Write out all of the records precisely. Skip anything that is a picture.

◆ Collected data ◆
= = = = = = =

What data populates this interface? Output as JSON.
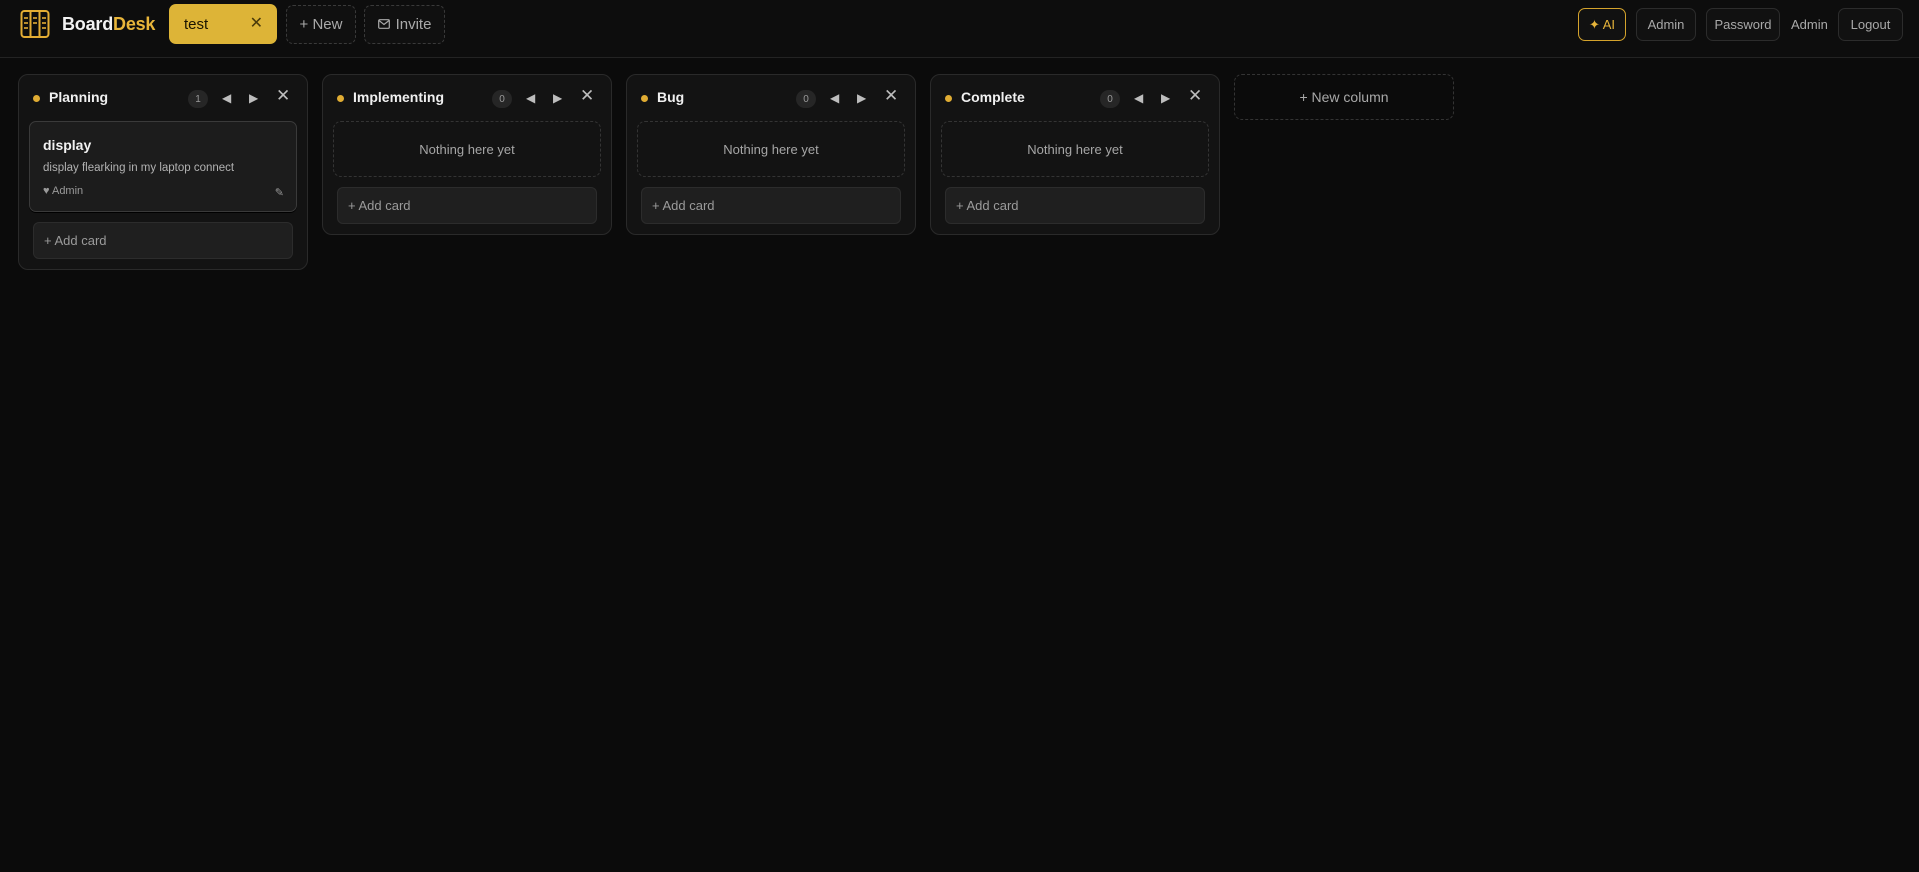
{
  "app": {
    "name_part1": "Board",
    "name_part2": "Desk",
    "accent_color": "#e8b53a",
    "logo_icon": "columns-logo-icon"
  },
  "header": {
    "active_board": {
      "label": "test",
      "close_icon": "close-icon"
    },
    "new_board_label": "+ New",
    "invite_label": "Invite",
    "invite_icon": "mail-icon",
    "ai_label": "✦ AI",
    "admin_label": "Admin",
    "password_label": "Password",
    "user_name": "Admin",
    "logout_label": "Logout"
  },
  "columns": [
    {
      "title": "Planning",
      "count": "1",
      "add_card_label": "+ Add card",
      "cards": [
        {
          "title": "display",
          "description": "display flearking in my laptop connect",
          "owner": "♥ Admin",
          "edit_icon": "edit-icon"
        }
      ]
    },
    {
      "title": "Implementing",
      "count": "0",
      "empty_text": "Nothing here yet",
      "add_card_label": "+ Add card",
      "cards": []
    },
    {
      "title": "Bug",
      "count": "0",
      "empty_text": "Nothing here yet",
      "add_card_label": "+ Add card",
      "cards": []
    },
    {
      "title": "Complete",
      "count": "0",
      "empty_text": "Nothing here yet",
      "add_card_label": "+ Add card",
      "cards": []
    }
  ],
  "new_column_label": "+ New column",
  "icons": {
    "move_left": "◀",
    "move_right": "▶",
    "close": "✕",
    "edit": "✎"
  }
}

= = = = = = =

◆ SOLUTION TO THIS PROBLEM ◆
What data populates this interface? Output as JSON.
{
  "app": {
    "name_part1": "Board",
    "name_part2": "Desk",
    "accent_color": "#e8b53a",
    "logo_icon": "columns-logo-icon"
  },
  "header": {
    "active_board": {
      "label": "test",
      "close_icon": "close-icon"
    },
    "new_board_label": "+ New",
    "invite_label": "Invite",
    "invite_icon": "mail-icon",
    "ai_label": "✦ AI",
    "admin_label": "Admin",
    "password_label": "Password",
    "user_name": "Admin",
    "logout_label": "Logout"
  },
  "columns": [
    {
      "title": "Planning",
      "count": "1",
      "add_card_label": "+ Add card",
      "cards": [
        {
          "title": "display",
          "description": "display flearking in my laptop connect",
          "owner": "♥ Admin",
          "edit_icon": "edit-icon"
        }
      ]
    },
    {
      "title": "Implementing",
      "count": "0",
      "empty_text": "Nothing here yet",
      "add_card_label": "+ Add card",
      "cards": []
    },
    {
      "title": "Bug",
      "count": "0",
      "empty_text": "Nothing here yet",
      "add_card_label": "+ Add card",
      "cards": []
    },
    {
      "title": "Complete",
      "count": "0",
      "empty_text": "Nothing here yet",
      "add_card_label": "+ Add card",
      "cards": []
    }
  ],
  "new_column_label": "+ New column",
  "icons": {
    "move_left": "◀",
    "move_right": "▶",
    "close": "✕",
    "edit": "✎"
  }
}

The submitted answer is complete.